▶ [TO BE DONE] Filter the records below for the word "believ". Copy each line that holds it.

------ AVAILABLE RECORDS ------

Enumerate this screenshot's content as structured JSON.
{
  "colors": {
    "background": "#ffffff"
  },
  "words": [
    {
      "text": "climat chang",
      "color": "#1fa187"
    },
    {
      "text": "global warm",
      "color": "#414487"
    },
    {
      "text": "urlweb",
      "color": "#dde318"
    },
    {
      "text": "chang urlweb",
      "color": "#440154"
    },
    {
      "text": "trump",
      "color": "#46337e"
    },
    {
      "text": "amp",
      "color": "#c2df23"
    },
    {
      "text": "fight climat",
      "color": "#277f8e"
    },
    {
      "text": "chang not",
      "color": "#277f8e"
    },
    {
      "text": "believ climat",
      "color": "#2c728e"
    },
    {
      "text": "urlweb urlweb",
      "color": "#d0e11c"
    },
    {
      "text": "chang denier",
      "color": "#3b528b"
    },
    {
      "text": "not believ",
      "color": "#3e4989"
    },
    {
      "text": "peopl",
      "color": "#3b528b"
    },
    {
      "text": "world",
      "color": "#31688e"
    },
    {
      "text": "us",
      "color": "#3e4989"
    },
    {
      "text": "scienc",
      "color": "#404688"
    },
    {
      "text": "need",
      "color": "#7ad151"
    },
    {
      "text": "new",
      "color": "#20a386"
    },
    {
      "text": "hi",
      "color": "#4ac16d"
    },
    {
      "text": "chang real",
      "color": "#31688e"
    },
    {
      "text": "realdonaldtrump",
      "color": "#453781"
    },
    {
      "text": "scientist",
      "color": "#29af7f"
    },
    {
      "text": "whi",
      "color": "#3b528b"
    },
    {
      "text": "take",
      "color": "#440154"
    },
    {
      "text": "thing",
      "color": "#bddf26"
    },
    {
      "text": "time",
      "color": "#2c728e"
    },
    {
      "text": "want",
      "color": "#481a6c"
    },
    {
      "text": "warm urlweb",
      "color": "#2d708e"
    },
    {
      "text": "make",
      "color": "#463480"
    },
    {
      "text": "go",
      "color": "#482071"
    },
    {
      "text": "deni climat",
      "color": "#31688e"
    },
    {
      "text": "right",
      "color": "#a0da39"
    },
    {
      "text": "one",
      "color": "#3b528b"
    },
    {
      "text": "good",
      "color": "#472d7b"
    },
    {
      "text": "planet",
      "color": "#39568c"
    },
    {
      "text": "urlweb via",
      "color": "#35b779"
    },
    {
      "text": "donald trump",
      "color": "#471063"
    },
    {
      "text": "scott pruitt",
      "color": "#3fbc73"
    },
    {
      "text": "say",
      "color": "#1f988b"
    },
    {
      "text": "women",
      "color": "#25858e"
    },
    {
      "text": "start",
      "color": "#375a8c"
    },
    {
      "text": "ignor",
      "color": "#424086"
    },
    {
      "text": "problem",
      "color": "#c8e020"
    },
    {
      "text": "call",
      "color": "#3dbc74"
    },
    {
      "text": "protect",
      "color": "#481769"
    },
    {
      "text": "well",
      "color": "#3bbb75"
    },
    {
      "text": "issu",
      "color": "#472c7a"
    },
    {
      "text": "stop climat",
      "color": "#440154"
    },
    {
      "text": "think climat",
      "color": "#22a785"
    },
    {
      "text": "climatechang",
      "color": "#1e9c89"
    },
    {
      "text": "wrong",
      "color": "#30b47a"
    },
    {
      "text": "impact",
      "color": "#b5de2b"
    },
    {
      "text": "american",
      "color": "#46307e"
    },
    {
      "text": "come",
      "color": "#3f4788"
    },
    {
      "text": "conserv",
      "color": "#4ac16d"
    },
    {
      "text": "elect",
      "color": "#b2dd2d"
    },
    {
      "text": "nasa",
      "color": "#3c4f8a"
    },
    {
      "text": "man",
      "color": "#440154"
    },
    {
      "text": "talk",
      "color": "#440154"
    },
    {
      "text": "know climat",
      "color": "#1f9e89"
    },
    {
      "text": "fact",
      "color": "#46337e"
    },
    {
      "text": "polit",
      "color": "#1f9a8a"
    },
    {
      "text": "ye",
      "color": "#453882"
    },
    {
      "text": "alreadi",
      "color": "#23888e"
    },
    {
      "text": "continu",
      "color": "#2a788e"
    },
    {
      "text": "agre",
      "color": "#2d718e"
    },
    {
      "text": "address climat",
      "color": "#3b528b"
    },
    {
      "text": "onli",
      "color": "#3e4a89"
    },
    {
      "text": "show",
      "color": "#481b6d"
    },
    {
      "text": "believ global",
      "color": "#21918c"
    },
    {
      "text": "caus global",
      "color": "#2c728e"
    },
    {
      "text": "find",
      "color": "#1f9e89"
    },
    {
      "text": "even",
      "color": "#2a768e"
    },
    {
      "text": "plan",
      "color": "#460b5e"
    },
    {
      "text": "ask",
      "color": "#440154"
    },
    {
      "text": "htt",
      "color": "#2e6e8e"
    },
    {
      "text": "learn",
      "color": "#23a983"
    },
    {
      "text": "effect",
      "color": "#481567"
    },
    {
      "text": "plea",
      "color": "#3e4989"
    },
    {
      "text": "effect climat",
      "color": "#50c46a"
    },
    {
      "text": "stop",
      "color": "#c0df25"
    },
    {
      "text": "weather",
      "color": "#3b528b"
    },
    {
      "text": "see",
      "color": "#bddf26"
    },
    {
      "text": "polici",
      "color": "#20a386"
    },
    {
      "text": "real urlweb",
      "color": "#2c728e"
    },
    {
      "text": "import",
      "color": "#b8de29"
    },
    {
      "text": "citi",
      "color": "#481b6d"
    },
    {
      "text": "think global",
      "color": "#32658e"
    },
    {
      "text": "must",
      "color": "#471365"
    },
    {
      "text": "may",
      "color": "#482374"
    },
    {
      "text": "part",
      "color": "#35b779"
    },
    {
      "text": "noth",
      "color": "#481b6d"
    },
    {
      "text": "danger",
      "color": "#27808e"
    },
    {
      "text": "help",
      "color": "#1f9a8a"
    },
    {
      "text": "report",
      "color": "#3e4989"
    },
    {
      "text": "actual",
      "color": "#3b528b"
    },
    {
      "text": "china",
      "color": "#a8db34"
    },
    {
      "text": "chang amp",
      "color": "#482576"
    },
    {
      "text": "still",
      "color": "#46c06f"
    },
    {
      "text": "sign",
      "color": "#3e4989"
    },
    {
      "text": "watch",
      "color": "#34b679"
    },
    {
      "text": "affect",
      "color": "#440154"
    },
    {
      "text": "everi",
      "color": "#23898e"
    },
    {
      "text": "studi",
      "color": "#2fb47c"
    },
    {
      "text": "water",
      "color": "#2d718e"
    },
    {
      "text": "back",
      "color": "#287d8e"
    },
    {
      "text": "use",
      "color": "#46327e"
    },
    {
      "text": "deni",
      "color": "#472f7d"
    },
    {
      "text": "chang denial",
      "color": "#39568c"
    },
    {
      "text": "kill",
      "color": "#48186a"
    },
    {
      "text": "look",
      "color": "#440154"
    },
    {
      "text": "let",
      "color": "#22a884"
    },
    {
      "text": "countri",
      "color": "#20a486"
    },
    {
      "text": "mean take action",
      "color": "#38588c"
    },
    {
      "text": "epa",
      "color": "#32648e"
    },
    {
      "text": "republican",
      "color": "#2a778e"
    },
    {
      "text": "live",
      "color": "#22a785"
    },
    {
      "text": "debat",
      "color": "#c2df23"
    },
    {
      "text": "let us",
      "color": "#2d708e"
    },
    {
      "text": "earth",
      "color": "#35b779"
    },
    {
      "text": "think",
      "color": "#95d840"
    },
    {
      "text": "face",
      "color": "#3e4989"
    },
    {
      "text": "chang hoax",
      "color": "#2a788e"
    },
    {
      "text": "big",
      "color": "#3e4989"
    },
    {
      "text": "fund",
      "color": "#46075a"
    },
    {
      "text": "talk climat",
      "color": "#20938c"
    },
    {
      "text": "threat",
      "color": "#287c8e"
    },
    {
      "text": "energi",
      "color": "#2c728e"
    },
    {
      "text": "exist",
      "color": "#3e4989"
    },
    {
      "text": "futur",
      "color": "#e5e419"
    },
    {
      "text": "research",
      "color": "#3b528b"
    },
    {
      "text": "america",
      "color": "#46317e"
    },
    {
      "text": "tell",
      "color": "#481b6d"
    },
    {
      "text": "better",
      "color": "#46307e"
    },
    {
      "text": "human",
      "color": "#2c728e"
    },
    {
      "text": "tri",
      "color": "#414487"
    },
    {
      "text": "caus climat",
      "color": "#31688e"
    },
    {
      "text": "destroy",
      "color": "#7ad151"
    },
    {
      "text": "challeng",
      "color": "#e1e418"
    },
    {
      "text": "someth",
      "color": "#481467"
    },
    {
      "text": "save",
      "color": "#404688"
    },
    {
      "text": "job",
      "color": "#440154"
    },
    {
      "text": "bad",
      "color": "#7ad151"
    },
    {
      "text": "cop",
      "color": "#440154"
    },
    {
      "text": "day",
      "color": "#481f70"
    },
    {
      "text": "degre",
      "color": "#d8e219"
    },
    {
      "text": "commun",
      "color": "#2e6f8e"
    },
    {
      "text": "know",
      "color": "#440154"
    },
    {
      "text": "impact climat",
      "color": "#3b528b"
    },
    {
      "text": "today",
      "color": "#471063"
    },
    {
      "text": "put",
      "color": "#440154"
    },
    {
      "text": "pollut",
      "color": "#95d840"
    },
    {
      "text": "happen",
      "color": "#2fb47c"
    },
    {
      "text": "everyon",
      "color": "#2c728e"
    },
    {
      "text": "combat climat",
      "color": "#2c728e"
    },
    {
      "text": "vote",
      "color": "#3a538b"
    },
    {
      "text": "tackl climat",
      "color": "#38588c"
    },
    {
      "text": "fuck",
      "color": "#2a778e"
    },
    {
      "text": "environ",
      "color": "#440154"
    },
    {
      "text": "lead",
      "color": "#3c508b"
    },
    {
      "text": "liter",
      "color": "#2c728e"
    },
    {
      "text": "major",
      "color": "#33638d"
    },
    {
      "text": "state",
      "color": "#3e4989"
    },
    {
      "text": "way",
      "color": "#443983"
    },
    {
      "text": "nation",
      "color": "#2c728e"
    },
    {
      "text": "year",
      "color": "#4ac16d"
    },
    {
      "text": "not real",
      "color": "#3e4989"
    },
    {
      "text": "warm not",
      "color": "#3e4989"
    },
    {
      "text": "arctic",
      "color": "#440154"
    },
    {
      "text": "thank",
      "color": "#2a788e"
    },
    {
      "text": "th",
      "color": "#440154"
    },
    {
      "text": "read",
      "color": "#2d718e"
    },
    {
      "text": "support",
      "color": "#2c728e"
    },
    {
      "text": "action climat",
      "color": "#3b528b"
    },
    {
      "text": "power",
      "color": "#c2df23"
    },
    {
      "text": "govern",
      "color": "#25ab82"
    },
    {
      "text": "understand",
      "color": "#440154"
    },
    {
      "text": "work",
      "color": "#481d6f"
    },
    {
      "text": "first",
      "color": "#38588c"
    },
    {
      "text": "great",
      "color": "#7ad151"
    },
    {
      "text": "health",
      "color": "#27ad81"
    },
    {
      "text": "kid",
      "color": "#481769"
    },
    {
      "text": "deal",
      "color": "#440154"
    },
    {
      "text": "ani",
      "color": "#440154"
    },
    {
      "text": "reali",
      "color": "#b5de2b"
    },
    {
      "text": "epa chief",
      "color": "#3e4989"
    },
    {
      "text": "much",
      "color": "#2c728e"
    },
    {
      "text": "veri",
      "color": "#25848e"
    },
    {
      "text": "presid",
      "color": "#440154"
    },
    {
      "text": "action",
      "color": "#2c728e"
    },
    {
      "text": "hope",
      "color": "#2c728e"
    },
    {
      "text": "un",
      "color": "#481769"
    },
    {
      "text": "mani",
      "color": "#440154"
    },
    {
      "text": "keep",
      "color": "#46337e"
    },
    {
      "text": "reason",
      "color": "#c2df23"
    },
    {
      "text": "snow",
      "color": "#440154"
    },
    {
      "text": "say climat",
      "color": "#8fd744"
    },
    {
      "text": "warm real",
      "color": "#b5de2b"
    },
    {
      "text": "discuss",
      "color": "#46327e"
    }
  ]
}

------

▶ [COMPLETE OUTPUT]
      "text": "believ climat",
      "text": "not believ",
      "text": "believ global",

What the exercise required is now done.